(GIVEN PROBLEM)
Each record must be retyped in full. No character may differ.

(PROVIDED RECORDS)
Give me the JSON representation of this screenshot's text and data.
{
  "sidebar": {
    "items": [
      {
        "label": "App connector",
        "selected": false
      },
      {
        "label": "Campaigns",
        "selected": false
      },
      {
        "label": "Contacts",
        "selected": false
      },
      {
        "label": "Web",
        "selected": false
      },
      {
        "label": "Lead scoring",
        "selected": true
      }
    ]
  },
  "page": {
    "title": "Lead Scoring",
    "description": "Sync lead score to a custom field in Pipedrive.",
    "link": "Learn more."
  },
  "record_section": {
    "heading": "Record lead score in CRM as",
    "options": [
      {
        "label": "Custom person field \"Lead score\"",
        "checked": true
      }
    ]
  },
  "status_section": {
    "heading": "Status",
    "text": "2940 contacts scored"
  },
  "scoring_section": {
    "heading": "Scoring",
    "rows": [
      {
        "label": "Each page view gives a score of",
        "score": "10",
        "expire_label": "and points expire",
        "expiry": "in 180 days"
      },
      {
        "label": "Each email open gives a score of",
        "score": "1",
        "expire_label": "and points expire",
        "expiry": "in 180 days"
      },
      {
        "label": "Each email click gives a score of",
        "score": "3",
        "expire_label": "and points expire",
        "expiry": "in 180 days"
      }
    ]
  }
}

(RESULT OF THIS TASK)
Give me the JSON representation of this screenshot's text and data.
{
  "sidebar": {
    "items": [
      {
        "label": "App connector",
        "selected": false
      },
      {
        "label": "Campaigns",
        "selected": false
      },
      {
        "label": "Contacts",
        "selected": false
      },
      {
        "label": "Web",
        "selected": false
      },
      {
        "label": "Lead scoring",
        "selected": true
      }
    ]
  },
  "page": {
    "title": "Lead Scoring",
    "description": "Sync lead score to a custom field in Pipedrive.",
    "link": "Learn more."
  },
  "record_section": {
    "heading": "Record lead score in CRM as",
    "options": [
      {
        "label": "Custom person field \"Lead score\"",
        "checked": true
      }
    ]
  },
  "status_section": {
    "heading": "Status",
    "text": "2940 contacts scored"
  },
  "scoring_section": {
    "heading": "Scoring",
    "rows": [
      {
        "label": "Each page view gives a score of",
        "score": "10",
        "expire_label": "and points expire",
        "expiry": "in 180 days"
      },
      {
        "label": "Each email open gives a score of",
        "score": "1",
        "expire_label": "and points expire",
        "expiry": "in 180 days"
      },
      {
        "label": "Each email click gives a score of",
        "score": "3",
        "expire_label": "and points expire",
        "expiry": "in 180 days"
      }
    ]
  }
}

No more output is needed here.